#### PROBLEM:
Reproduce each line that includes the word "Refund".

#### EXERCISE INPUT:
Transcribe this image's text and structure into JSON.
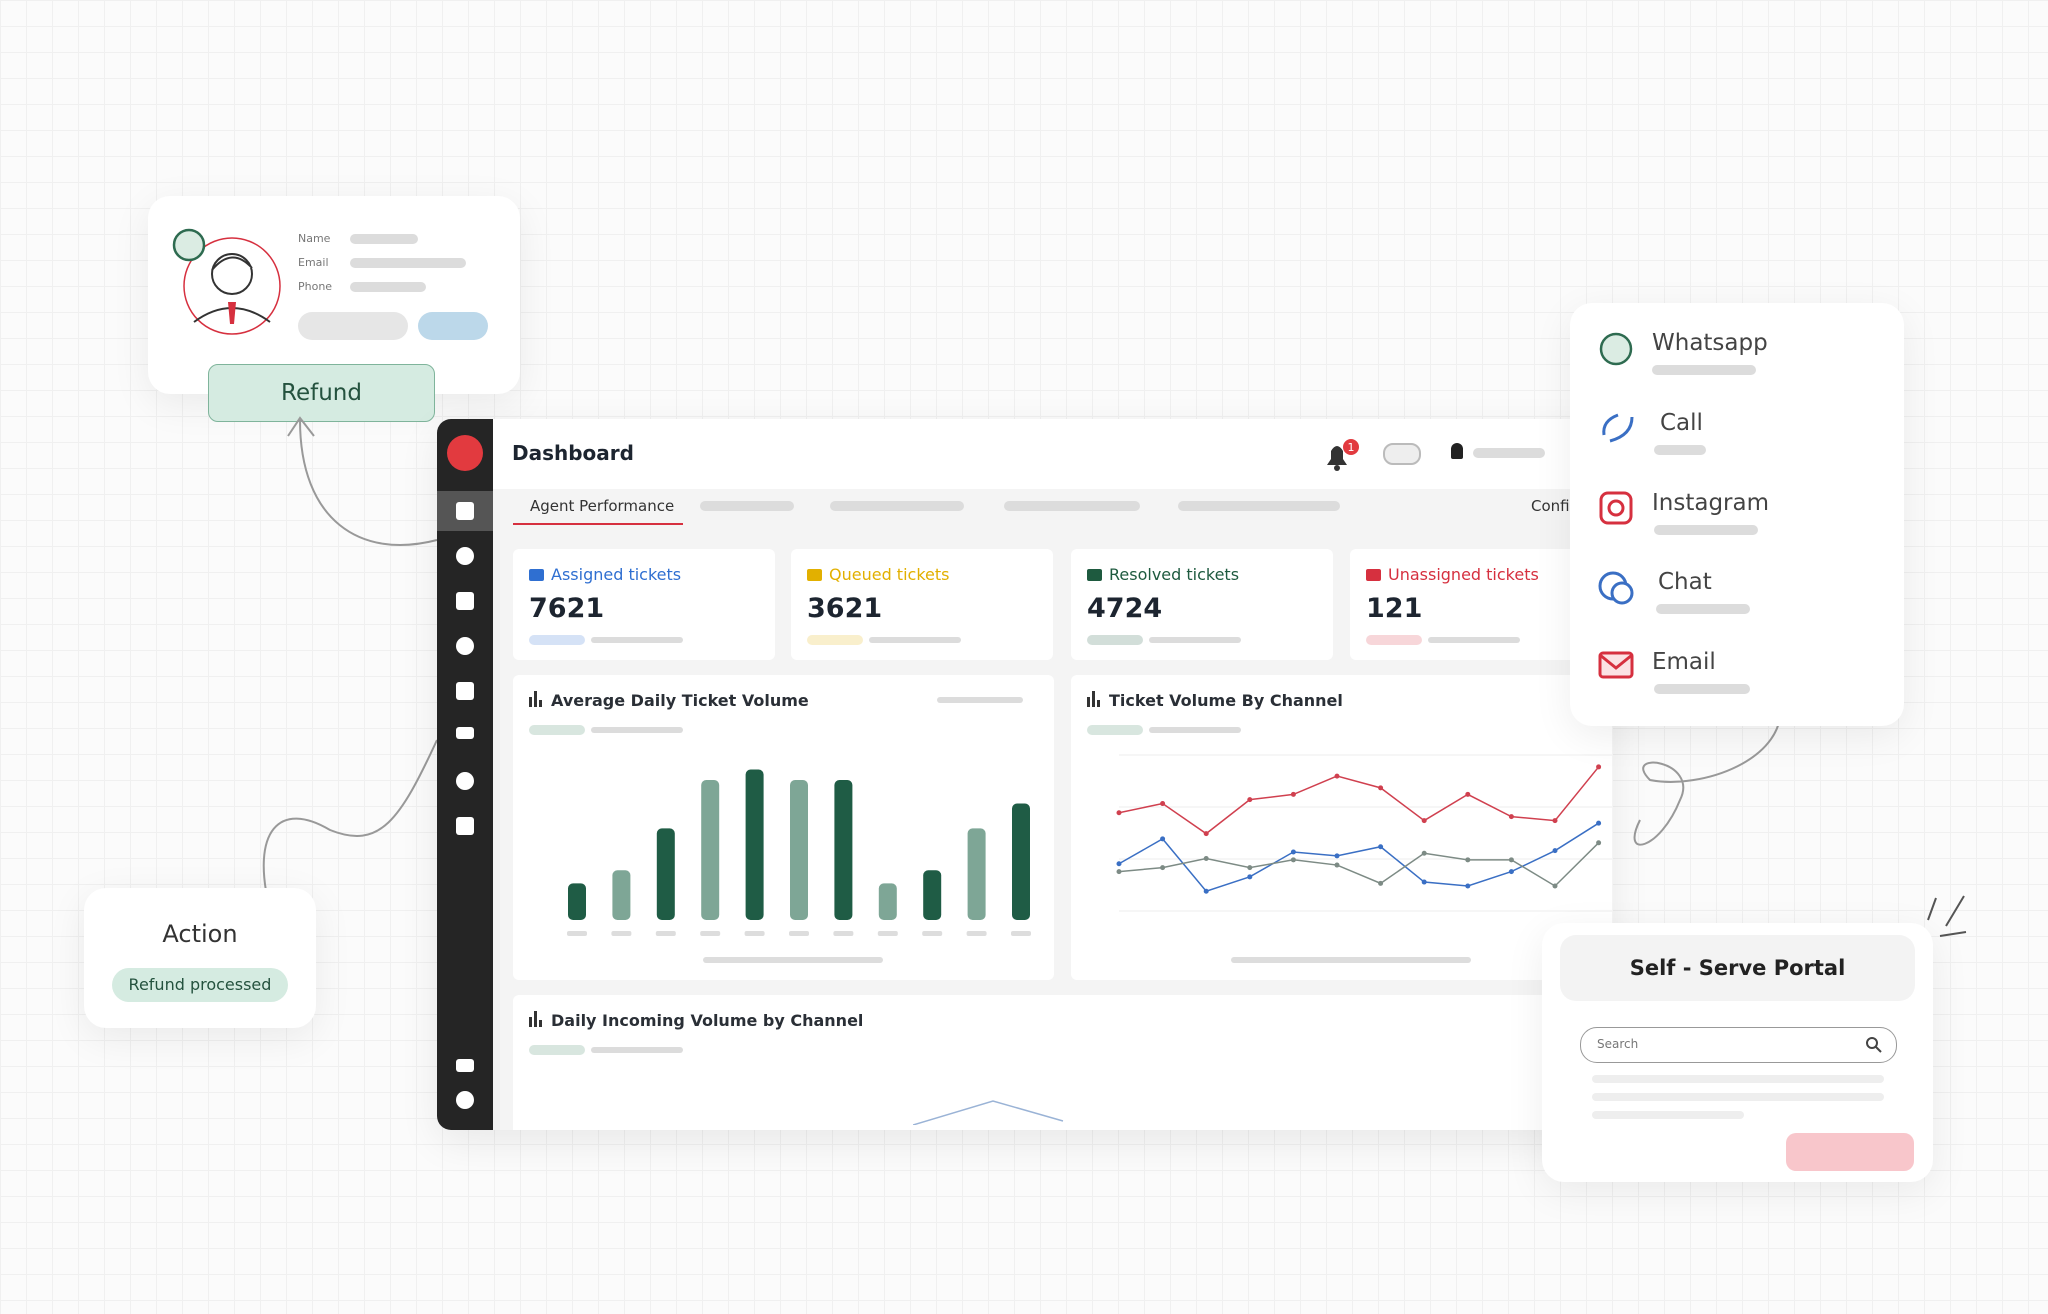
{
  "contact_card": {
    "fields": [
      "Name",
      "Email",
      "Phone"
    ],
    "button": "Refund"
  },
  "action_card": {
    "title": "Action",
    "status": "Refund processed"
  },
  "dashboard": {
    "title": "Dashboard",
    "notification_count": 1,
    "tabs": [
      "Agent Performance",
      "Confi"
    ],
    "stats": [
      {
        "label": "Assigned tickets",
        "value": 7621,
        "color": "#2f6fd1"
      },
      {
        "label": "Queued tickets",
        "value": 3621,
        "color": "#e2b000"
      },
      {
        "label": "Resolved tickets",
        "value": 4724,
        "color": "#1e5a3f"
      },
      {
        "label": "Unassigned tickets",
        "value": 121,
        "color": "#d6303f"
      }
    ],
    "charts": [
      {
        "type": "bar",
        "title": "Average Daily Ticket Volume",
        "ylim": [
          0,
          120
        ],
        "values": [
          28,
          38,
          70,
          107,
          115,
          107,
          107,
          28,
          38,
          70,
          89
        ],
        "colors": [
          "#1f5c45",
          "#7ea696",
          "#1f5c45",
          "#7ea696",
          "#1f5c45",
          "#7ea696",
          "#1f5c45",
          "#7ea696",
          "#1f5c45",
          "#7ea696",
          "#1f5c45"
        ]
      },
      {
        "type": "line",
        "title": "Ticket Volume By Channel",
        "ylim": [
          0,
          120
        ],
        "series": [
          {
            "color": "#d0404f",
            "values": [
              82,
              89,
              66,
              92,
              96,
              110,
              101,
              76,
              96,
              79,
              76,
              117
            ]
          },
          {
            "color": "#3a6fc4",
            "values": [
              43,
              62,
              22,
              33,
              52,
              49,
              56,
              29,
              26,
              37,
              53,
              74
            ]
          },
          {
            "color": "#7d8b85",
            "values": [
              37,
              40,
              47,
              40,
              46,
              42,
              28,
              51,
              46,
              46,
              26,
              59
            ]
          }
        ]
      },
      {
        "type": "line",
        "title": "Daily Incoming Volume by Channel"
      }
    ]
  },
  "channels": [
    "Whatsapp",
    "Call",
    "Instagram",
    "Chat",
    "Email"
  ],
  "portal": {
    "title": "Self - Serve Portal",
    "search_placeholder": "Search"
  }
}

#### OUTPUT OF THE EXERCISE:
    "button": "Refund"
    "status": "Refund processed"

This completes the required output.